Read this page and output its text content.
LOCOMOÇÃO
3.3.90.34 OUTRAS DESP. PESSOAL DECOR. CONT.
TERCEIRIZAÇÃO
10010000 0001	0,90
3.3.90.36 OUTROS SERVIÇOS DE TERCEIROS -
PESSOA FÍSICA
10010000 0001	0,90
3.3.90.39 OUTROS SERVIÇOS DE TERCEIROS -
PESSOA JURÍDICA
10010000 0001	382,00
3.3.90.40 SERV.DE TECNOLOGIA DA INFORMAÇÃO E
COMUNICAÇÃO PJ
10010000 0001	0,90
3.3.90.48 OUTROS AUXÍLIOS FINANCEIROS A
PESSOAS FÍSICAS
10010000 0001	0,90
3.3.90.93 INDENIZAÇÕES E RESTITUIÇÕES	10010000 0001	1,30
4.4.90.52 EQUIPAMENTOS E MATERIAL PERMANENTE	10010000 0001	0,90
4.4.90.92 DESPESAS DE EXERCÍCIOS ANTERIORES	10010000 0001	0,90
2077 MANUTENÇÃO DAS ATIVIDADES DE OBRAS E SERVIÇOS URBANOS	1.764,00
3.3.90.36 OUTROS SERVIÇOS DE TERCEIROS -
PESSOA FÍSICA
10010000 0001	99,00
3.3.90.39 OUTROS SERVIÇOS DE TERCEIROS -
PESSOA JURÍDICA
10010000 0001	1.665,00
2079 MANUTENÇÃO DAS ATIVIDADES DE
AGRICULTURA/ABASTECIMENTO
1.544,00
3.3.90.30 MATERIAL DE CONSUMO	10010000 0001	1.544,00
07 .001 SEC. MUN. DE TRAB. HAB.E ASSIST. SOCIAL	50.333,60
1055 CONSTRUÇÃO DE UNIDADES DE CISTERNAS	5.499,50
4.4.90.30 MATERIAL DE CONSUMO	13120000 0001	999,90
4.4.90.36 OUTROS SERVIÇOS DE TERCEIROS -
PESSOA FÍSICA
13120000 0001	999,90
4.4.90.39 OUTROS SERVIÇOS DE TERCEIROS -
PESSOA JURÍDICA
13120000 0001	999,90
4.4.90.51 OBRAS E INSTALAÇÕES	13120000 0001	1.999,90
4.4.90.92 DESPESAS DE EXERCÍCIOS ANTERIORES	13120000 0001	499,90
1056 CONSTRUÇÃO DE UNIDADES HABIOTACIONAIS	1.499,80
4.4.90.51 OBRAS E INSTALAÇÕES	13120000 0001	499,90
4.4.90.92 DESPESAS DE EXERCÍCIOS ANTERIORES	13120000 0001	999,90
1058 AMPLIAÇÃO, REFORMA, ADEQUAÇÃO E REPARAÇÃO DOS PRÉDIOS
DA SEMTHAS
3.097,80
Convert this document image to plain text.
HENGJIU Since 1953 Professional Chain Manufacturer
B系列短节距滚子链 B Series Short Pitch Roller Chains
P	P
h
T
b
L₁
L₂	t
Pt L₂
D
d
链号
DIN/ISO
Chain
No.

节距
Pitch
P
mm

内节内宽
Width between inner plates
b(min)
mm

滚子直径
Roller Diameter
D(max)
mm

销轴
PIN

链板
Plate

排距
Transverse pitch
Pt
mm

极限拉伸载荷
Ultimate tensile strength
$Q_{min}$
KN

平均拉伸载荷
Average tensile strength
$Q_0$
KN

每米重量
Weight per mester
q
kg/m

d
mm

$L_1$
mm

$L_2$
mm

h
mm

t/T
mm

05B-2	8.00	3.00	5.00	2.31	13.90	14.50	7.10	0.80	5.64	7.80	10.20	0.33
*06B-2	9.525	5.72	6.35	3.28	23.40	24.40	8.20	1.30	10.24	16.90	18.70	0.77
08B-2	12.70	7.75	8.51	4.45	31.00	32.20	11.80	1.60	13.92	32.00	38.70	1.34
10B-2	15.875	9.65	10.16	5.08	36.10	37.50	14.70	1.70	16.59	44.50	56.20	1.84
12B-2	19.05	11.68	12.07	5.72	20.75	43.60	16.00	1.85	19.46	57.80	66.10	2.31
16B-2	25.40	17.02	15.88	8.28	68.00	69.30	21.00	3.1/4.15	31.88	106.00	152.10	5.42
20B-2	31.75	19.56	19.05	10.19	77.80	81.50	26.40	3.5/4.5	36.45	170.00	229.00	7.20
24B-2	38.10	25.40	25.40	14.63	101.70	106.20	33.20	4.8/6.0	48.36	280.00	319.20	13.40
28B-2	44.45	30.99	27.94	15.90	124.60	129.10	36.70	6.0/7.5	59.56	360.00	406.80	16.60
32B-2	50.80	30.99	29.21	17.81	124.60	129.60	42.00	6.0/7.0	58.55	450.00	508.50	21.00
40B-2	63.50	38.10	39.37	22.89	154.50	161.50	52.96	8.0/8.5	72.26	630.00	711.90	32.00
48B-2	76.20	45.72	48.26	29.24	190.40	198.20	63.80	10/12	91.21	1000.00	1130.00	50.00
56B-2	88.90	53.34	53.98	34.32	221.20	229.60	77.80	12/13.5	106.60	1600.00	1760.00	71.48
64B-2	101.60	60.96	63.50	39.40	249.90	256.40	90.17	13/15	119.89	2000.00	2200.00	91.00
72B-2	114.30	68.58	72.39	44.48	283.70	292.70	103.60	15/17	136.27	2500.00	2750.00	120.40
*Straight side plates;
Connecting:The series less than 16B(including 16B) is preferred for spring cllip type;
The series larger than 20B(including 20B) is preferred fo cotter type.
════════
■ **Task to carry out**:
Copy each line of the listing that includes "ATIVIDADES".

■ **Response to the task**:
2077 MANUTENÇÃO DAS ATIVIDADES DE OBRAS E SERVIÇOS URBANOS	1.764,00
2079 MANUTENÇÃO DAS ATIVIDADES DE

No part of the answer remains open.